Copy the lines holding the word "this", all of them.

Figure record extracts
☆ ☆ ☆

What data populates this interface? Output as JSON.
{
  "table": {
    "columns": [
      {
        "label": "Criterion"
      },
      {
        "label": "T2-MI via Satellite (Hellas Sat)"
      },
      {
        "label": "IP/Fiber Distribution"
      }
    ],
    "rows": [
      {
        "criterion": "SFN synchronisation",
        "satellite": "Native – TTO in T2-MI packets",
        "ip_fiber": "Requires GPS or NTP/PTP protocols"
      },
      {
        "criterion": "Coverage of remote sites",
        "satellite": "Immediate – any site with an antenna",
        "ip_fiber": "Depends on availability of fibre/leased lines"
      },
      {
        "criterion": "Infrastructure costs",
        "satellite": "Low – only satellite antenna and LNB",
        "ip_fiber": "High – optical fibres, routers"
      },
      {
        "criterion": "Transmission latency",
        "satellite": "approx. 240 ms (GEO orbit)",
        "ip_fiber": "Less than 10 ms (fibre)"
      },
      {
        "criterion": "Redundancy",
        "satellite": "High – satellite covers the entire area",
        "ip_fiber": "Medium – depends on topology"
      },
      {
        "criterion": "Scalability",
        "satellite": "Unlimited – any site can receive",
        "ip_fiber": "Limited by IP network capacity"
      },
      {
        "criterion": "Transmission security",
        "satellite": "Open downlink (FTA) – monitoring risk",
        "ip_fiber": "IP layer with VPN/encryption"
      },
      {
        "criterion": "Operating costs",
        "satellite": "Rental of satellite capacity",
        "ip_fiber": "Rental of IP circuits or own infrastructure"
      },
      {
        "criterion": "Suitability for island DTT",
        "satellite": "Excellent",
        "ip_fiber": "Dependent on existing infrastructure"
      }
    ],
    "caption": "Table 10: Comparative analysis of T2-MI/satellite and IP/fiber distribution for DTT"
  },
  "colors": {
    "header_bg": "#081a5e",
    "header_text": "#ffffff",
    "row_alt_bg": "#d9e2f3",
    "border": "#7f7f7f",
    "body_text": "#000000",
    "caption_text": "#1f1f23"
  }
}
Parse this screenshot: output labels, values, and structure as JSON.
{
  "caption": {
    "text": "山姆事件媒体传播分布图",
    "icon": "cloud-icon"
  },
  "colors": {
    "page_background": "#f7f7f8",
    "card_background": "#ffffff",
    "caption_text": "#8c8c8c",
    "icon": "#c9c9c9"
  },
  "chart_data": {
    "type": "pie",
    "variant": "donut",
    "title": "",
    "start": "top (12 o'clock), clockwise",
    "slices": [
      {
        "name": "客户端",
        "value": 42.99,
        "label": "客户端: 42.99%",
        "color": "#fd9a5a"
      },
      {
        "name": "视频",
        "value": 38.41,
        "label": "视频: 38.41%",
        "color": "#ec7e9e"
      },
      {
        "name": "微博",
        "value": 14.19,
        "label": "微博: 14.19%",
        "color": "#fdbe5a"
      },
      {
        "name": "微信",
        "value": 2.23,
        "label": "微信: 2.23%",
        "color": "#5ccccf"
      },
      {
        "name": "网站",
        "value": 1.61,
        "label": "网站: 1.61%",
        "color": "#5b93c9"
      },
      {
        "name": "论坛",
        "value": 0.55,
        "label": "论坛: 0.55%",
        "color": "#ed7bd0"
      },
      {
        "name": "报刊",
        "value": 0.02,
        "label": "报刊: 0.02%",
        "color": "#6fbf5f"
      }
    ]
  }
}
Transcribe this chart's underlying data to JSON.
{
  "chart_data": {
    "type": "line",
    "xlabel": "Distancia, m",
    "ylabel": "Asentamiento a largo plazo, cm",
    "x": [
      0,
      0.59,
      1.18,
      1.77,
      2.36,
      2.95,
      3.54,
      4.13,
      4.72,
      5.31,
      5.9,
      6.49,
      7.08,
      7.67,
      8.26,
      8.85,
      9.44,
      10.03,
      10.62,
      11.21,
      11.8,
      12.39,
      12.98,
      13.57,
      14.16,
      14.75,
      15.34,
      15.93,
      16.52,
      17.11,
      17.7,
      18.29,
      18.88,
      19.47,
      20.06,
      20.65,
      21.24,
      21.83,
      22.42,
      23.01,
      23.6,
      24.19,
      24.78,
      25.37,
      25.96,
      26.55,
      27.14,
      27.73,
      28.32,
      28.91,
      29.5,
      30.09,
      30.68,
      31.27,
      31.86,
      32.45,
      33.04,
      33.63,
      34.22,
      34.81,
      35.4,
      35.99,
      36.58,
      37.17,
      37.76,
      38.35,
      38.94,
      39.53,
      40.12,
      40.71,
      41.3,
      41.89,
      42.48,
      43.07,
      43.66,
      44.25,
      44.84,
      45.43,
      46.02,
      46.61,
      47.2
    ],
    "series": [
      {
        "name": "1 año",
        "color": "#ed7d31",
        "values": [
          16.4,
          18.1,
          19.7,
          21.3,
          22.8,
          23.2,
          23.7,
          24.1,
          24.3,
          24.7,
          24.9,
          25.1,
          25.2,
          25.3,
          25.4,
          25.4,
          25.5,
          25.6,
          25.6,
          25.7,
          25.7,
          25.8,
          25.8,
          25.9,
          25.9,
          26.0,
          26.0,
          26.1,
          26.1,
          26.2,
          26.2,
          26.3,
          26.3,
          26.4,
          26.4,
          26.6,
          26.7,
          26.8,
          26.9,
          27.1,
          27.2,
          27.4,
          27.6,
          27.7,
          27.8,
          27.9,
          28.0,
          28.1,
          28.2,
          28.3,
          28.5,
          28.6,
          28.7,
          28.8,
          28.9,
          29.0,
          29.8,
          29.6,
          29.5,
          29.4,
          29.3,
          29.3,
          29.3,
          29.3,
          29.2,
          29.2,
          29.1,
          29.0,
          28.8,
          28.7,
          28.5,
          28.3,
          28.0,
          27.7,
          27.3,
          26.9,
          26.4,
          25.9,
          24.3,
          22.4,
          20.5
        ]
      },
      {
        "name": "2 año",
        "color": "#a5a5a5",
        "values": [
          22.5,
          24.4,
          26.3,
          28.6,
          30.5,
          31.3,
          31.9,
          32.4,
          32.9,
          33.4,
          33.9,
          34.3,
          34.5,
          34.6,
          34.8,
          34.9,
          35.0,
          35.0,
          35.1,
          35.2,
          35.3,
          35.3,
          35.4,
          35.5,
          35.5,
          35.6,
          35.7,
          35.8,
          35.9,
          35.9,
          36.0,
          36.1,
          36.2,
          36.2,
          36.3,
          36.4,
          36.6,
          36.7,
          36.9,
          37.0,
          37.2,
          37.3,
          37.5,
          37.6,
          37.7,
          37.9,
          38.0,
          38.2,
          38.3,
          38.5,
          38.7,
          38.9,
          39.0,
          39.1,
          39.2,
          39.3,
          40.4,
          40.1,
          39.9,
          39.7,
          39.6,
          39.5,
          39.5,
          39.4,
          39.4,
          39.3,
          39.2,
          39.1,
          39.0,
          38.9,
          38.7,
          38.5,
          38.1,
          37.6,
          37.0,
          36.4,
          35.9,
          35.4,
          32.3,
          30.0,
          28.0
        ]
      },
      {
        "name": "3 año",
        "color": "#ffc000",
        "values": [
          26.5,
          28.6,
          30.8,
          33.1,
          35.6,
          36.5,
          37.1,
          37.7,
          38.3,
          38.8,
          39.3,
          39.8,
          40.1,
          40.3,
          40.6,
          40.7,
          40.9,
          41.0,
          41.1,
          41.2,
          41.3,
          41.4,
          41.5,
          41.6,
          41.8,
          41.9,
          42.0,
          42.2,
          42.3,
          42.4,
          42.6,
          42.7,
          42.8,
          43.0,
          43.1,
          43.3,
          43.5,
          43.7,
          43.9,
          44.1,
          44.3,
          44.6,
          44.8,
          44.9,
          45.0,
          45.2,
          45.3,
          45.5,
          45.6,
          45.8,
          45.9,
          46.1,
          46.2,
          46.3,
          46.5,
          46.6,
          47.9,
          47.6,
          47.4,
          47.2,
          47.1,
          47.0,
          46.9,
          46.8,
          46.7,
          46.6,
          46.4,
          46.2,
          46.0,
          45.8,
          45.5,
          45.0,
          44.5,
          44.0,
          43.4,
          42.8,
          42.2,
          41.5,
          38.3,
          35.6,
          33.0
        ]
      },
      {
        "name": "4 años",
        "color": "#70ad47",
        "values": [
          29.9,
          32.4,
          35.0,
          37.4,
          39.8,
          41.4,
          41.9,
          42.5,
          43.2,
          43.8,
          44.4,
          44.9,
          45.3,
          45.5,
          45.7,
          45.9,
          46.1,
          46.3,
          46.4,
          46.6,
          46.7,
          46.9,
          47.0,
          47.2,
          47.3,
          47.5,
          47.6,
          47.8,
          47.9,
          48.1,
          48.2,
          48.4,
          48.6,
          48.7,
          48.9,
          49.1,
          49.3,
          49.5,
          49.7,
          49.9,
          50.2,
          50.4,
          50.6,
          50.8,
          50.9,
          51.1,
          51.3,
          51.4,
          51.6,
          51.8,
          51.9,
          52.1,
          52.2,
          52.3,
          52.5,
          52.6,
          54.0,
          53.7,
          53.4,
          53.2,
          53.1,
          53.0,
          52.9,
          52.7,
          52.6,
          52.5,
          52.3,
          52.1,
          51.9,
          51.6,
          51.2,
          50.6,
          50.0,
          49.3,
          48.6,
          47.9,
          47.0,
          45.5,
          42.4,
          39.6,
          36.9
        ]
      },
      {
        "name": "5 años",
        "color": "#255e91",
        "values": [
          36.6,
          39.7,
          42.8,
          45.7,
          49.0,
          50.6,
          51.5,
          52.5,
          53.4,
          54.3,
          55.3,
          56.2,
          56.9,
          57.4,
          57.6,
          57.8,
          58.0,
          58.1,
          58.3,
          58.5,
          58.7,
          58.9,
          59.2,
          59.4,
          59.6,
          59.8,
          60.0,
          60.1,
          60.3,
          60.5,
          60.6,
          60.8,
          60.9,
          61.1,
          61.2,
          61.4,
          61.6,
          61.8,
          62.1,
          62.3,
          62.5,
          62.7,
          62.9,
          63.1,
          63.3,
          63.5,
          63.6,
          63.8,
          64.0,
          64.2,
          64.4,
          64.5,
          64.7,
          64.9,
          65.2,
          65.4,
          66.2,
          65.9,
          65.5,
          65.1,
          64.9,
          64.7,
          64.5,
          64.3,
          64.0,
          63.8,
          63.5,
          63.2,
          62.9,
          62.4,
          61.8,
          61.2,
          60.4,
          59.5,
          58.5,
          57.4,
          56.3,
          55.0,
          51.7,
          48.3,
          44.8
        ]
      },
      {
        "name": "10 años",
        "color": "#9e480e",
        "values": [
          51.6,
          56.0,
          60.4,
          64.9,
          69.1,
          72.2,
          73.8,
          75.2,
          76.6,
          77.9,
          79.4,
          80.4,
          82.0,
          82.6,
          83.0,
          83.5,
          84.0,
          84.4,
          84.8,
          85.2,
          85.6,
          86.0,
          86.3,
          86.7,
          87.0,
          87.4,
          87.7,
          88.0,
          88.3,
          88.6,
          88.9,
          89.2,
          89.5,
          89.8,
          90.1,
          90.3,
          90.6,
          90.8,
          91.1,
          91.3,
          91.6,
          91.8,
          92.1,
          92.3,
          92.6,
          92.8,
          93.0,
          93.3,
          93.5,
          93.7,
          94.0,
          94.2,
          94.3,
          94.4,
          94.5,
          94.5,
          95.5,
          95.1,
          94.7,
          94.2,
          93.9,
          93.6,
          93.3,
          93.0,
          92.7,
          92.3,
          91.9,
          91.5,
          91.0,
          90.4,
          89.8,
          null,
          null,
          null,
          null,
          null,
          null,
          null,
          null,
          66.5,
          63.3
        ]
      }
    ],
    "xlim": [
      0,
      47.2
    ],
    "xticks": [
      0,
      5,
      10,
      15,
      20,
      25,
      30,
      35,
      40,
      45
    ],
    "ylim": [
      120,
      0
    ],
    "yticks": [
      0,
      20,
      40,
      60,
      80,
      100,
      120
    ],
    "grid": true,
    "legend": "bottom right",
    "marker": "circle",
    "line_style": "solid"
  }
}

☆ ☆ ☆

#### TASK RESULT
What data populates this interface? Output as JSON.
Parse this screenshot: output labels, values, and structure as JSON.
Transcribe this chart's underlying data to JSON.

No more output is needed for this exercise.